• TASK TO COMPLETE:
In the material below, list every line carrying the string "What".
◇ ◇ ◇ ◇ ◇ ◇ ◇
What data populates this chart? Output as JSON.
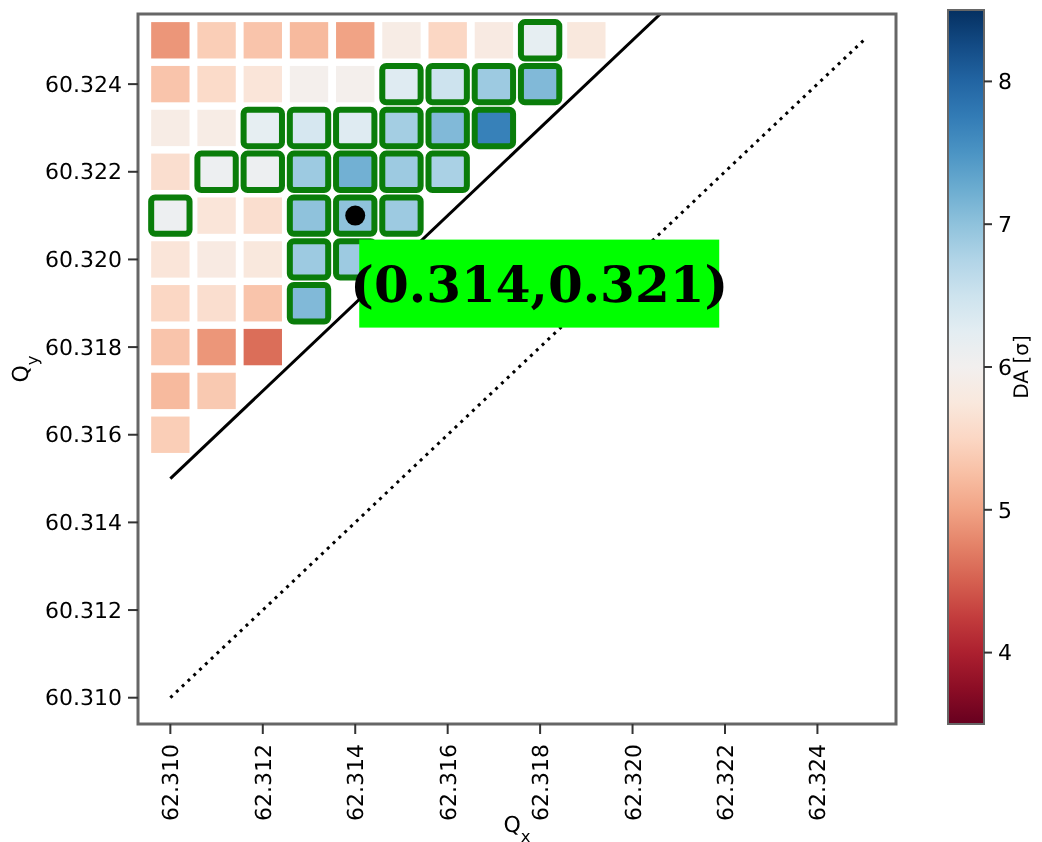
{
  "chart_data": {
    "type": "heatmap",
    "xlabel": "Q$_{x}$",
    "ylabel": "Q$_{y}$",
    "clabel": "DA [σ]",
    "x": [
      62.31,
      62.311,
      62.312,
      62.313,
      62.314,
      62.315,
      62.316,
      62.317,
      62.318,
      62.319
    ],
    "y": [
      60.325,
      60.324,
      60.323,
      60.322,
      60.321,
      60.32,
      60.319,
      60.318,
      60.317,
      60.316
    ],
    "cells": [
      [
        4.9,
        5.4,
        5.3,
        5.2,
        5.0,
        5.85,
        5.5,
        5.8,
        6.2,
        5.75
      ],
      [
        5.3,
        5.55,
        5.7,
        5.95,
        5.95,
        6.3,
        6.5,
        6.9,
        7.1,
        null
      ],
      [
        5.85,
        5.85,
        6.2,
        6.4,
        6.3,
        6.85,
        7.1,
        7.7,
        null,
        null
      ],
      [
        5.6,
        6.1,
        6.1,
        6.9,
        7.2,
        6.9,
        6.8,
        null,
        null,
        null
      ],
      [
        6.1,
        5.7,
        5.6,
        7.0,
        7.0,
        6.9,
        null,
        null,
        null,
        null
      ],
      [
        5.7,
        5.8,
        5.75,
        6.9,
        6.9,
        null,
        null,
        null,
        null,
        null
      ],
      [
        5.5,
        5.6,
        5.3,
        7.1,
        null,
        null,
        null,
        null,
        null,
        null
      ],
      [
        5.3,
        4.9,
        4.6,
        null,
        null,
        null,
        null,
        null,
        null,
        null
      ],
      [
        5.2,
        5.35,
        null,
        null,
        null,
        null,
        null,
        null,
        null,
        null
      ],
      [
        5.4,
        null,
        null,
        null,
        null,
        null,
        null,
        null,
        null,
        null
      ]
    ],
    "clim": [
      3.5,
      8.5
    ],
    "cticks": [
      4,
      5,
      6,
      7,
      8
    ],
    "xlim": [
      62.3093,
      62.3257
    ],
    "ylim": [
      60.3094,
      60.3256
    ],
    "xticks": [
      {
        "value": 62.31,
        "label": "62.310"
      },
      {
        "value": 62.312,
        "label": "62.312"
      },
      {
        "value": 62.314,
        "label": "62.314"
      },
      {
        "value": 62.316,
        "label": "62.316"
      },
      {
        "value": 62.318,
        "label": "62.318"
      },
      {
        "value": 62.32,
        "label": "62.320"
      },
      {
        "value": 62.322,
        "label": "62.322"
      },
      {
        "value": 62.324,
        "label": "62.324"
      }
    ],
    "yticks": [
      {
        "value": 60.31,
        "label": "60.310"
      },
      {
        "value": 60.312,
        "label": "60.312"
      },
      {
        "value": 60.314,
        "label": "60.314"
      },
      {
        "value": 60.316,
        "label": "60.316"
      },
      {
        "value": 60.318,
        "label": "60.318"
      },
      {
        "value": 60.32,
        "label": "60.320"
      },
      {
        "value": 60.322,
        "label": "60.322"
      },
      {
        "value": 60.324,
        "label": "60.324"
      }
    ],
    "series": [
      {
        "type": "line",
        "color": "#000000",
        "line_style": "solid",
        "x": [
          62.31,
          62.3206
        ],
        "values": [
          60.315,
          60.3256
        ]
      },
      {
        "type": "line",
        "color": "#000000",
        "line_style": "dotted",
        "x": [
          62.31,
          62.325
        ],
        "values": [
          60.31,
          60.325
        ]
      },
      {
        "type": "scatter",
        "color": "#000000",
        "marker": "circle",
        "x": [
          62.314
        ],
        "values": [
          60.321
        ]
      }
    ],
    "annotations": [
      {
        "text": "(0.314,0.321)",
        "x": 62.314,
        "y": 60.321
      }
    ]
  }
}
◇ ◇ ◇ ◇ ◇ ◇ ◇
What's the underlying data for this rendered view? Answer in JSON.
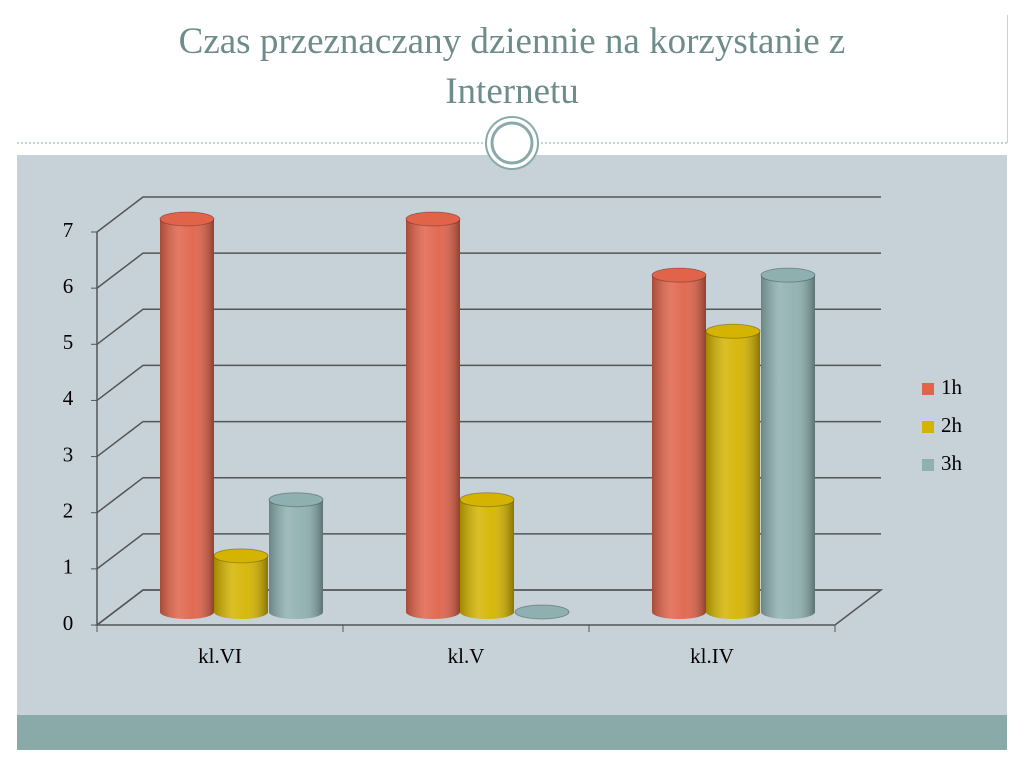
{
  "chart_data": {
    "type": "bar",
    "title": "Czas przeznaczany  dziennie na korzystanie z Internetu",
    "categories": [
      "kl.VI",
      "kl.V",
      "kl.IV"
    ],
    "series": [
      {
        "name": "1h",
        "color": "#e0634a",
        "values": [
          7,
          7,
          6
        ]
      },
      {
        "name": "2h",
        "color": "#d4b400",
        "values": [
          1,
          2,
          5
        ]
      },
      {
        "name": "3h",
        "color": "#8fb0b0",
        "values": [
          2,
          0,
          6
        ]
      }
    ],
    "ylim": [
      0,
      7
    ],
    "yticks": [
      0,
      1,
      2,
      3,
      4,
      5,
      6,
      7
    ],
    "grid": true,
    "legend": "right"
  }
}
◇ ◇ ◇ ◇ ◇ ◇ ◇
• SOLUTION FOR THIS TASK:
What data populates this chart? Output as JSON.
What's the underlying data for this rendered view? Answer in JSON.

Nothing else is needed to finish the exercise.